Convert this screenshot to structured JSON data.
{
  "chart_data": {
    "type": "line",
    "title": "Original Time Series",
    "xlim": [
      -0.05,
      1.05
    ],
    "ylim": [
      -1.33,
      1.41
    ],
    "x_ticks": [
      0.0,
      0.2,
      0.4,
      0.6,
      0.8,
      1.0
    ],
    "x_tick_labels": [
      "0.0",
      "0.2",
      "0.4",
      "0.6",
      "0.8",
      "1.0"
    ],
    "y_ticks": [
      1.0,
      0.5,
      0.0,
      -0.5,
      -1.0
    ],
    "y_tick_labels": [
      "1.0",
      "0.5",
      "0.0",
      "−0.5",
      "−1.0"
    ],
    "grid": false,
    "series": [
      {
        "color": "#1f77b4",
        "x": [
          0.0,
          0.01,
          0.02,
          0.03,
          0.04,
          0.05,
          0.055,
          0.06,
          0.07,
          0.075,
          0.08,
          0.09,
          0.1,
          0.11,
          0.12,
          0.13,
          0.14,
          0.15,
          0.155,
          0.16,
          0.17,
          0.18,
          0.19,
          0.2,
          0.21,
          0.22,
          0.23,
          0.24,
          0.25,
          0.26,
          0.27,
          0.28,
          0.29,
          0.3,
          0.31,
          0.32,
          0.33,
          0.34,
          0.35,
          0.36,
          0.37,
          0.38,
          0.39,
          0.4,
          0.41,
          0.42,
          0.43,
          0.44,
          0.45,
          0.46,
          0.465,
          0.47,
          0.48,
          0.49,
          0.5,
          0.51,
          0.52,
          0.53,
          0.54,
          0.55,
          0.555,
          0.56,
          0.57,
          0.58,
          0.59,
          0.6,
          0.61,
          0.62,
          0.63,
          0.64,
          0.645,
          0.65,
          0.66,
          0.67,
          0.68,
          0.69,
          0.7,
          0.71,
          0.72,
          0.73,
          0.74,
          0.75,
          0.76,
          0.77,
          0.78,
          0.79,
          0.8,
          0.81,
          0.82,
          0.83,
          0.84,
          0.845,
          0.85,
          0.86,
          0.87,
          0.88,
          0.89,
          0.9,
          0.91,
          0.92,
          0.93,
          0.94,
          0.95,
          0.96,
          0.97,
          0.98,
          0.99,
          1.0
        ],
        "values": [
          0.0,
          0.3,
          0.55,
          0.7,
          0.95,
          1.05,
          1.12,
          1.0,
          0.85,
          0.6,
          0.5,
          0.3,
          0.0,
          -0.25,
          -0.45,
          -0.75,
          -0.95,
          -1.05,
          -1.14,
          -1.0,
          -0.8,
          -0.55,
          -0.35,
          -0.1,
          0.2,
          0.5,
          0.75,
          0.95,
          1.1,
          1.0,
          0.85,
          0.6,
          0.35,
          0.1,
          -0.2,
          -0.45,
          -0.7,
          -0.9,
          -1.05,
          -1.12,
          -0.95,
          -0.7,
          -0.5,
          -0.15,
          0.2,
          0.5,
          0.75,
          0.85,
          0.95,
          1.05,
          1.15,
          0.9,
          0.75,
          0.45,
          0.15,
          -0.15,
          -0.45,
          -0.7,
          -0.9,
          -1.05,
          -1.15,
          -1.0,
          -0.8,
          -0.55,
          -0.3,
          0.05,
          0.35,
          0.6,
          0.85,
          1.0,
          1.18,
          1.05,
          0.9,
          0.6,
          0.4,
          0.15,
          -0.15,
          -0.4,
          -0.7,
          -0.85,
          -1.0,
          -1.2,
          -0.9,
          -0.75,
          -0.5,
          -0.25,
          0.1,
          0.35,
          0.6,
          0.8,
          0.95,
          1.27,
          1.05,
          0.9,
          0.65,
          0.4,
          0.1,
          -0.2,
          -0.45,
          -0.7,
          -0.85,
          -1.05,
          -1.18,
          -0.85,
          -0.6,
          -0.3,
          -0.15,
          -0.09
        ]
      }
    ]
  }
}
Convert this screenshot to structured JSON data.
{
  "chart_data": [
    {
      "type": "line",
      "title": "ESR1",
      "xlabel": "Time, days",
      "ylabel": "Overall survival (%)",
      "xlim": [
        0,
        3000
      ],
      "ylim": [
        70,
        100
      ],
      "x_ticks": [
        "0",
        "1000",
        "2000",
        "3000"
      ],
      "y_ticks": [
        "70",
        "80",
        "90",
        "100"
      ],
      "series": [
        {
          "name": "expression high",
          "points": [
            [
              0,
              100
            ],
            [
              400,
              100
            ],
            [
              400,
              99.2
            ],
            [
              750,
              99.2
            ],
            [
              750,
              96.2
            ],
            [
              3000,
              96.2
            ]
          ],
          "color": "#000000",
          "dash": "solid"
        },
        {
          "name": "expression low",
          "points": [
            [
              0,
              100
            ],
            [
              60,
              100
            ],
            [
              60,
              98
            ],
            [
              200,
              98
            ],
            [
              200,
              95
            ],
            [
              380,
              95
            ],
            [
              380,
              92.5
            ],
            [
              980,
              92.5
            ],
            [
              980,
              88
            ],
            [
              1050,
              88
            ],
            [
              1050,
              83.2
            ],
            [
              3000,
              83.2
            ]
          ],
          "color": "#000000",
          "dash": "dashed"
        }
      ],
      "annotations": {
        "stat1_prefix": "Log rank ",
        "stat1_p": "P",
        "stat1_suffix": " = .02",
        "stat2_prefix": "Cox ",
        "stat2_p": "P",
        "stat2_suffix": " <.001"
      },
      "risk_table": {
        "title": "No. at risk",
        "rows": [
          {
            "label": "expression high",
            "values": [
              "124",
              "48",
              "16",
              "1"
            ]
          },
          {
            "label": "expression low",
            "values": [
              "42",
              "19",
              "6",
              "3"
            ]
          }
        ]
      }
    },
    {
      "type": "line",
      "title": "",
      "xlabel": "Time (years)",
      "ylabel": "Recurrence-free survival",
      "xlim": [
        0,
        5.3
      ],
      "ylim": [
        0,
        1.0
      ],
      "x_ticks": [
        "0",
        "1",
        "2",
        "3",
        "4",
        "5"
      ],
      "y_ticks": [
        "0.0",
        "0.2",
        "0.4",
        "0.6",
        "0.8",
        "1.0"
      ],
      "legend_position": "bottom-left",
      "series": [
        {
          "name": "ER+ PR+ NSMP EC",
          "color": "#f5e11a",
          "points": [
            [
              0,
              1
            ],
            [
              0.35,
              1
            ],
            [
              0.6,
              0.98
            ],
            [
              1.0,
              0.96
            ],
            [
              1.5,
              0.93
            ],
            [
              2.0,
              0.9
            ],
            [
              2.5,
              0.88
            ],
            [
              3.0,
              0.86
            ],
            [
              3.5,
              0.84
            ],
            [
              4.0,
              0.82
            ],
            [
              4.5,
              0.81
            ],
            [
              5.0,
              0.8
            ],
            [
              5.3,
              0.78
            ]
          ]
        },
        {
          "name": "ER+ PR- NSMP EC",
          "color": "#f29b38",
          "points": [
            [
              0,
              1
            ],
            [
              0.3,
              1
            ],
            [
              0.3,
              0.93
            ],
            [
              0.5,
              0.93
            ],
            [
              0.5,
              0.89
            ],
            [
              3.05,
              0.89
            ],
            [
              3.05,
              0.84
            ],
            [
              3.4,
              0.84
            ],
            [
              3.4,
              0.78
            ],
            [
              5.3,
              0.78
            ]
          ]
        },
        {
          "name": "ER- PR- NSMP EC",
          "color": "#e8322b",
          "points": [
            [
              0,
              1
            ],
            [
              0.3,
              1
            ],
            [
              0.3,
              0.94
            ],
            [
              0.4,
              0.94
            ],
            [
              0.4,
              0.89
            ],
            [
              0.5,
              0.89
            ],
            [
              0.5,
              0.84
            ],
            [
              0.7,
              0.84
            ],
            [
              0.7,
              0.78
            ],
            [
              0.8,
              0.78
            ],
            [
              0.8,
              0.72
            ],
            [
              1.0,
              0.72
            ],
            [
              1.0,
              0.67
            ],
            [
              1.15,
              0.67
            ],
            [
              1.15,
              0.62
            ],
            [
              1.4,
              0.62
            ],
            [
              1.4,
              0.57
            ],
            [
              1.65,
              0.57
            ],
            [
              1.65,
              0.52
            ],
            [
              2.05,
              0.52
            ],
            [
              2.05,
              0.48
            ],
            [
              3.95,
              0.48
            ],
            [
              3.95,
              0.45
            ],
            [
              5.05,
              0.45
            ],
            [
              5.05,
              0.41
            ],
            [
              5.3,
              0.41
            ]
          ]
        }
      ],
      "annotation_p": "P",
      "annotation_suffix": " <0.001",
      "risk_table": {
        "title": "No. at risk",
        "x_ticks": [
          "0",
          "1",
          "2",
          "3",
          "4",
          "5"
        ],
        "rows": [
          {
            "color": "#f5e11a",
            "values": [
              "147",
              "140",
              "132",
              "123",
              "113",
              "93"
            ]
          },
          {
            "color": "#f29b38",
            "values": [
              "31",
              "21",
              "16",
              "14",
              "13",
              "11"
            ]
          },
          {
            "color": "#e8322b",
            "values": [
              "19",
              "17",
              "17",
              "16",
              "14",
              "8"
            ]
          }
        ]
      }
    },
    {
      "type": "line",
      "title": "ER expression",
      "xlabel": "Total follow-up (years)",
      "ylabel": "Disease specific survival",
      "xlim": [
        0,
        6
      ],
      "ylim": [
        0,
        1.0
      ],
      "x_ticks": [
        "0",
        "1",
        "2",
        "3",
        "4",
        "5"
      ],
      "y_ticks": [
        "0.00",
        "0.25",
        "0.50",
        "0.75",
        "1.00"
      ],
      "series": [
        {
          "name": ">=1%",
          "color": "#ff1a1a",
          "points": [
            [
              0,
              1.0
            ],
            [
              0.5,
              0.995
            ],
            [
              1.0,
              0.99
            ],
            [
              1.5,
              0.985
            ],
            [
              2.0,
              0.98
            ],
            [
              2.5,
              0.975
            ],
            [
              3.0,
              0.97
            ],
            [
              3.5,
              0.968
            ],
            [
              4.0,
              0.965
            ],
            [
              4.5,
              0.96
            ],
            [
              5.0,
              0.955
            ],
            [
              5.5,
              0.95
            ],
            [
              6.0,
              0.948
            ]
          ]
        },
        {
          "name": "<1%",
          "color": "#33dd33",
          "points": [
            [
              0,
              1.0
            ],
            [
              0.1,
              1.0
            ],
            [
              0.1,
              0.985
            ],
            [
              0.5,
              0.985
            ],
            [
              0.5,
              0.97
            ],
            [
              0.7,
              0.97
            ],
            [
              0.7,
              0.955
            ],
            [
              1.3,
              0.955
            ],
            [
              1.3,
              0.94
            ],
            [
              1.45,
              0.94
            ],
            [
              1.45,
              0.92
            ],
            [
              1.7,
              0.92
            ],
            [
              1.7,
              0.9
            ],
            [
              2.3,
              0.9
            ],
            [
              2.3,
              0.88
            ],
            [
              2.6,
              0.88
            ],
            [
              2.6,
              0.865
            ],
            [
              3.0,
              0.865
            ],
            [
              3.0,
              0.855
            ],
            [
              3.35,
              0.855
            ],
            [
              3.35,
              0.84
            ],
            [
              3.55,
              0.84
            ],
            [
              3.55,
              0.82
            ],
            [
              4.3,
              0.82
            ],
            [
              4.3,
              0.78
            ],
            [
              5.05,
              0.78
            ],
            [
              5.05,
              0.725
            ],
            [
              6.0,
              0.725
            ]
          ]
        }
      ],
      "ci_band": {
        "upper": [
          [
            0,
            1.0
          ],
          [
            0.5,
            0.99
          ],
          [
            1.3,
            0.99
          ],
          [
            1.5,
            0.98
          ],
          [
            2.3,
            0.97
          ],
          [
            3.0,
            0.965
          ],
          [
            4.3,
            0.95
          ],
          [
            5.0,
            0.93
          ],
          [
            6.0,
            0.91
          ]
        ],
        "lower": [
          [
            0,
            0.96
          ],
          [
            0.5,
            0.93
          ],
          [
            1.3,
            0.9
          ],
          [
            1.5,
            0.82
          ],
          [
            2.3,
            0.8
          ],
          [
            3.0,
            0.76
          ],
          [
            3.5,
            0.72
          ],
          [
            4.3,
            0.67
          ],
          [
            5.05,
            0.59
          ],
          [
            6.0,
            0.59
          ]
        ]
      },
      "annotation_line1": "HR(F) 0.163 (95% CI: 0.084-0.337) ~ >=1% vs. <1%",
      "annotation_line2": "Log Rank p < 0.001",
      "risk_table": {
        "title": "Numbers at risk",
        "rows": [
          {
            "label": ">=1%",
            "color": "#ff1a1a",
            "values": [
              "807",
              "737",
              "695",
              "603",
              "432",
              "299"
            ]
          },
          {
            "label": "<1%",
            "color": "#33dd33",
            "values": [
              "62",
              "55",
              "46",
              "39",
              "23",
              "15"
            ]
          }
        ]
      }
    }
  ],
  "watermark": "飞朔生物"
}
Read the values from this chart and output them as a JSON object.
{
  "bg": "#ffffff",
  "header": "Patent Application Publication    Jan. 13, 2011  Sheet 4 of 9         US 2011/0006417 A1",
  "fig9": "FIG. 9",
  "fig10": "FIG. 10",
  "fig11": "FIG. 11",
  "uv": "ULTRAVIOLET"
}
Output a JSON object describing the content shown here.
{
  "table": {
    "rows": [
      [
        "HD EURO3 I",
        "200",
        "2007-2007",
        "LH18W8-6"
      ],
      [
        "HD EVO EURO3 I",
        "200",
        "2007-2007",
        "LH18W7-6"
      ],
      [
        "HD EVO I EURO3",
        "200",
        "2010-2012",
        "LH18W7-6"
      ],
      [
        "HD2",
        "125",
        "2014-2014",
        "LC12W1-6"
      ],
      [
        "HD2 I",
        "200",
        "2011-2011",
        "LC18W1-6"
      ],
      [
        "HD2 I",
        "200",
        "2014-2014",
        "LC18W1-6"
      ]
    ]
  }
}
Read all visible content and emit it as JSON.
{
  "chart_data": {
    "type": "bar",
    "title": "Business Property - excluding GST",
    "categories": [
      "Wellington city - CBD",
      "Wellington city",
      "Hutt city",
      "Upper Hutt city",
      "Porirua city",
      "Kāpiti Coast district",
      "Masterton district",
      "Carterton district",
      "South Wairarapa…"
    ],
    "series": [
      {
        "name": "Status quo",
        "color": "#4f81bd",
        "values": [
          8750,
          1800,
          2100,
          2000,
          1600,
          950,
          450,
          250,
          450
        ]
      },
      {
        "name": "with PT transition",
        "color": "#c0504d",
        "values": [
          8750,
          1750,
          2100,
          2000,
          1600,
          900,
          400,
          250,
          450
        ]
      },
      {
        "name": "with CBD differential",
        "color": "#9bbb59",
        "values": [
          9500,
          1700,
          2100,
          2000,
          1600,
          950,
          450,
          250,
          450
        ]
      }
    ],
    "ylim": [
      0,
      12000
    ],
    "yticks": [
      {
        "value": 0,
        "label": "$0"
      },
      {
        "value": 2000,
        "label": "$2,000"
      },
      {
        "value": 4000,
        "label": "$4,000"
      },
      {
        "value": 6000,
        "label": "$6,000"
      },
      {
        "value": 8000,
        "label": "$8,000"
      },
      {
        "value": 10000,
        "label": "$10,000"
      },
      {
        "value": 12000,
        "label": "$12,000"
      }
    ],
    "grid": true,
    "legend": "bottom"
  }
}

**AIM:** Please list every line of the records that contains "content".

**ANSWER BELOW:**
Output a JSON object describing the content shown here.
Read all visible content and emit it as JSON.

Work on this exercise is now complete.